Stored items
________________________________________

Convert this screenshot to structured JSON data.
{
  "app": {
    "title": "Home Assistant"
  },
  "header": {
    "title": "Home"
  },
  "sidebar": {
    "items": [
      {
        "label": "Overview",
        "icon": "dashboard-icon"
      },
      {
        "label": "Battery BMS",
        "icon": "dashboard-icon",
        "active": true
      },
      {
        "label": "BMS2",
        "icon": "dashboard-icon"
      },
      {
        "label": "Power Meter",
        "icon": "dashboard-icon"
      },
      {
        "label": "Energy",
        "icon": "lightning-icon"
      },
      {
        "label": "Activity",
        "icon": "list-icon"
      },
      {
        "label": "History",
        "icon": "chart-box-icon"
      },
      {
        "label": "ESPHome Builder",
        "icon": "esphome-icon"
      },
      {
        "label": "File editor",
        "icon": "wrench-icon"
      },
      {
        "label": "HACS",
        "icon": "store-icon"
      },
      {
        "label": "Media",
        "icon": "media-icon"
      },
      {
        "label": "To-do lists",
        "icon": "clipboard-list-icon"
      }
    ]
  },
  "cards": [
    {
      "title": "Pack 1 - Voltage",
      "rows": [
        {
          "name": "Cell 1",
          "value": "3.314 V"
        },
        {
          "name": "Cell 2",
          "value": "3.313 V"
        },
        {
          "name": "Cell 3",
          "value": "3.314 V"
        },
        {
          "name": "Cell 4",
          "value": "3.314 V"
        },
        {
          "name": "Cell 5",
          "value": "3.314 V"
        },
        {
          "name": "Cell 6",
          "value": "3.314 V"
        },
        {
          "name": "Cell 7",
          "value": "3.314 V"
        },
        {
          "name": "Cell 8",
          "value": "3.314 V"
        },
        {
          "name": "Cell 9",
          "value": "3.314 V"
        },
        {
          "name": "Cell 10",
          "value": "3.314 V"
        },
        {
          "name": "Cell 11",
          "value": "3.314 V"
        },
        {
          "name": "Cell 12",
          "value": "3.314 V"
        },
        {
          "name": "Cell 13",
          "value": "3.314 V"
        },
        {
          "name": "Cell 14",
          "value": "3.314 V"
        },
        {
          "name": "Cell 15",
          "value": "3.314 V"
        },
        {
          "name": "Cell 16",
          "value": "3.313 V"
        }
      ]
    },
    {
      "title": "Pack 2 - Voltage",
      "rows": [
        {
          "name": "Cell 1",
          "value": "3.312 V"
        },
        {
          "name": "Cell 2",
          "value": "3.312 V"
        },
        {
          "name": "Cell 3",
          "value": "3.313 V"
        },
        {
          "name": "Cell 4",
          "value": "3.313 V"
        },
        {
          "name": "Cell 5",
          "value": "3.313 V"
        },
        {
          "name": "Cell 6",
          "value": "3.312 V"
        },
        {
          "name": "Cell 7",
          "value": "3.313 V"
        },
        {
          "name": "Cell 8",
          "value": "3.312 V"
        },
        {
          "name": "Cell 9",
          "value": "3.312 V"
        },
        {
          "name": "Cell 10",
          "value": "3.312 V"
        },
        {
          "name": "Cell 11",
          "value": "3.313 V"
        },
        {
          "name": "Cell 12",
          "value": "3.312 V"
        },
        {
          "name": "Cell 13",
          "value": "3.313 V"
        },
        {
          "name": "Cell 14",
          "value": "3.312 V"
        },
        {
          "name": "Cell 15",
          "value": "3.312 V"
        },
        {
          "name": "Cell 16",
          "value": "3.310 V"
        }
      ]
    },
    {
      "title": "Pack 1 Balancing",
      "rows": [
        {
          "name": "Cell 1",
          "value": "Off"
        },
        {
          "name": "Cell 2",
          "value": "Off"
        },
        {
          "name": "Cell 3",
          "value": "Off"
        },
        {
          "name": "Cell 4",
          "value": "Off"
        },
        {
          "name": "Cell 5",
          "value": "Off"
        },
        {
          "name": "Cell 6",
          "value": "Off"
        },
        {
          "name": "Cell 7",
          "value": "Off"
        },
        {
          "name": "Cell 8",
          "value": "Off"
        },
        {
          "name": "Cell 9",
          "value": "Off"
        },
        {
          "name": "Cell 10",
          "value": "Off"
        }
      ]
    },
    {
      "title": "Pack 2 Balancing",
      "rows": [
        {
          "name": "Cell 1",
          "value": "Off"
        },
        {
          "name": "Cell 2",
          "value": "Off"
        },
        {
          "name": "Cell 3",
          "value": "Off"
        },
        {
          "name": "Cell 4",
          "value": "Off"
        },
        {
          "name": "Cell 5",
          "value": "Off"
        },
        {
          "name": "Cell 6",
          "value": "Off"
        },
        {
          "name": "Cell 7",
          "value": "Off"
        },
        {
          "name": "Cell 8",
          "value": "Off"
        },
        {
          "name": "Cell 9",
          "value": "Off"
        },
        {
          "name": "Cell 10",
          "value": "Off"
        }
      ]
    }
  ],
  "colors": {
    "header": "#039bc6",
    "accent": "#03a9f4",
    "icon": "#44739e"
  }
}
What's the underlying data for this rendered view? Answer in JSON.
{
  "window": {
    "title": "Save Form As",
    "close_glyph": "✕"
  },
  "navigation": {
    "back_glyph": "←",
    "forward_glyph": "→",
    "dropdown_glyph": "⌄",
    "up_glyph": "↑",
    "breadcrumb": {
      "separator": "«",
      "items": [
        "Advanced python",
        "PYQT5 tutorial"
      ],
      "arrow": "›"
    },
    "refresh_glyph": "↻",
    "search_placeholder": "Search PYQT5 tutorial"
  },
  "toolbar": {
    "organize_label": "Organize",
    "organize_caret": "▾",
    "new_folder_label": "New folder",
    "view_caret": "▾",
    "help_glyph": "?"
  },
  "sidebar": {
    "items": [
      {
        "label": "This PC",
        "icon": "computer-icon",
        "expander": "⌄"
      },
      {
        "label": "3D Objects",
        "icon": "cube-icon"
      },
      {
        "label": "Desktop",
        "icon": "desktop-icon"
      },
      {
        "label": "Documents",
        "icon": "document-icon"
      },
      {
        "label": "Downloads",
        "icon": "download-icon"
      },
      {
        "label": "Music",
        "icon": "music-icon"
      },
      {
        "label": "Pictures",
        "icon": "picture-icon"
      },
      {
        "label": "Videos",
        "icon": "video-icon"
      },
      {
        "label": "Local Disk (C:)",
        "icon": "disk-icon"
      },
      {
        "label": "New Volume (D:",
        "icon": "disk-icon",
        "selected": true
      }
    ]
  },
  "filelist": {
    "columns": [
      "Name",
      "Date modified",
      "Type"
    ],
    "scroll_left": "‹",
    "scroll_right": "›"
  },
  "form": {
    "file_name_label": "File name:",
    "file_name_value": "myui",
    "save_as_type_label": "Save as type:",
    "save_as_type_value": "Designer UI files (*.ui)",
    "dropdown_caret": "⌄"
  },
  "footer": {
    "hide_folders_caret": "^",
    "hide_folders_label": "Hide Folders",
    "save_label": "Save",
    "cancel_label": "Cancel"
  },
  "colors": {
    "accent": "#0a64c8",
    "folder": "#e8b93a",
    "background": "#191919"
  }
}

________________________________________

▶ **WHAT IS BEING ASKED**
Gather all lines where the word "tutorial" appears.

▶ **RESPONSE TO THE EXERCISE**
        "PYQT5 tutorial"
    "search_placeholder": "Search PYQT5 tutorial"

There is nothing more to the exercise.